:: WORKING DATA

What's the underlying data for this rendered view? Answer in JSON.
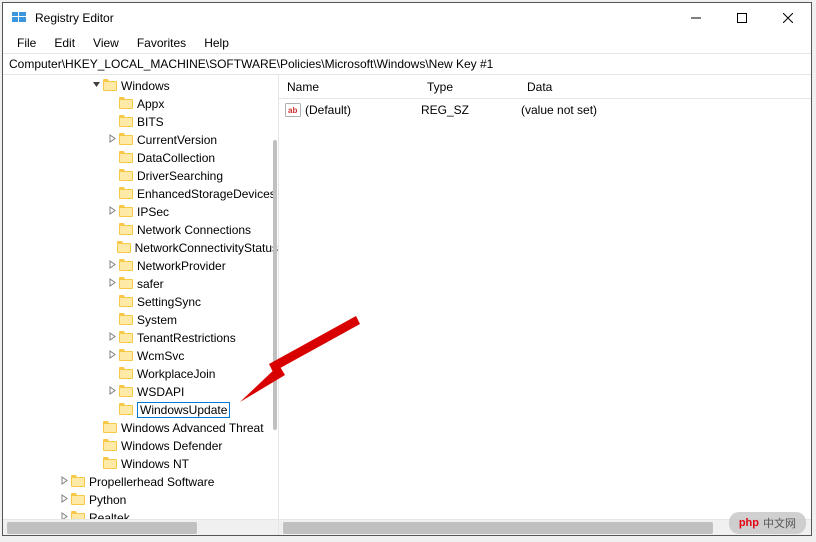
{
  "window": {
    "title": "Registry Editor"
  },
  "menu": {
    "file": "File",
    "edit": "Edit",
    "view": "View",
    "favorites": "Favorites",
    "help": "Help"
  },
  "address": "Computer\\HKEY_LOCAL_MACHINE\\SOFTWARE\\Policies\\Microsoft\\Windows\\New Key #1",
  "tree": [
    {
      "indent": 5,
      "exp": "v",
      "label": "Windows"
    },
    {
      "indent": 6,
      "exp": "",
      "label": "Appx"
    },
    {
      "indent": 6,
      "exp": "",
      "label": "BITS"
    },
    {
      "indent": 6,
      "exp": ">",
      "label": "CurrentVersion"
    },
    {
      "indent": 6,
      "exp": "",
      "label": "DataCollection"
    },
    {
      "indent": 6,
      "exp": "",
      "label": "DriverSearching"
    },
    {
      "indent": 6,
      "exp": "",
      "label": "EnhancedStorageDevices"
    },
    {
      "indent": 6,
      "exp": ">",
      "label": "IPSec"
    },
    {
      "indent": 6,
      "exp": "",
      "label": "Network Connections"
    },
    {
      "indent": 6,
      "exp": "",
      "label": "NetworkConnectivityStatus"
    },
    {
      "indent": 6,
      "exp": ">",
      "label": "NetworkProvider"
    },
    {
      "indent": 6,
      "exp": ">",
      "label": "safer"
    },
    {
      "indent": 6,
      "exp": "",
      "label": "SettingSync"
    },
    {
      "indent": 6,
      "exp": "",
      "label": "System"
    },
    {
      "indent": 6,
      "exp": ">",
      "label": "TenantRestrictions"
    },
    {
      "indent": 6,
      "exp": ">",
      "label": "WcmSvc"
    },
    {
      "indent": 6,
      "exp": "",
      "label": "WorkplaceJoin"
    },
    {
      "indent": 6,
      "exp": ">",
      "label": "WSDAPI"
    },
    {
      "indent": 6,
      "exp": "",
      "label": "WindowsUpdate",
      "editing": true
    },
    {
      "indent": 5,
      "exp": "",
      "label": "Windows Advanced Threat"
    },
    {
      "indent": 5,
      "exp": "",
      "label": "Windows Defender"
    },
    {
      "indent": 5,
      "exp": "",
      "label": "Windows NT"
    },
    {
      "indent": 3,
      "exp": ">",
      "label": "Propellerhead Software"
    },
    {
      "indent": 3,
      "exp": ">",
      "label": "Python"
    },
    {
      "indent": 3,
      "exp": ">",
      "label": "Realtek"
    }
  ],
  "list": {
    "headers": {
      "name": "Name",
      "type": "Type",
      "data": "Data"
    },
    "rows": [
      {
        "name": "(Default)",
        "type": "REG_SZ",
        "data": "(value not set)"
      }
    ]
  },
  "watermark": {
    "brand": "php",
    "text": "中文网"
  },
  "colors": {
    "folder_light": "#ffe9a6",
    "folder_dark": "#f7c948",
    "accent": "#0078d7",
    "arrow": "#d90000"
  }
}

::::

**DIRECTIONS:** Go through the material above and count the lines that include "view". Give the number alone.

**OUTPUT OF THE TASK:** 2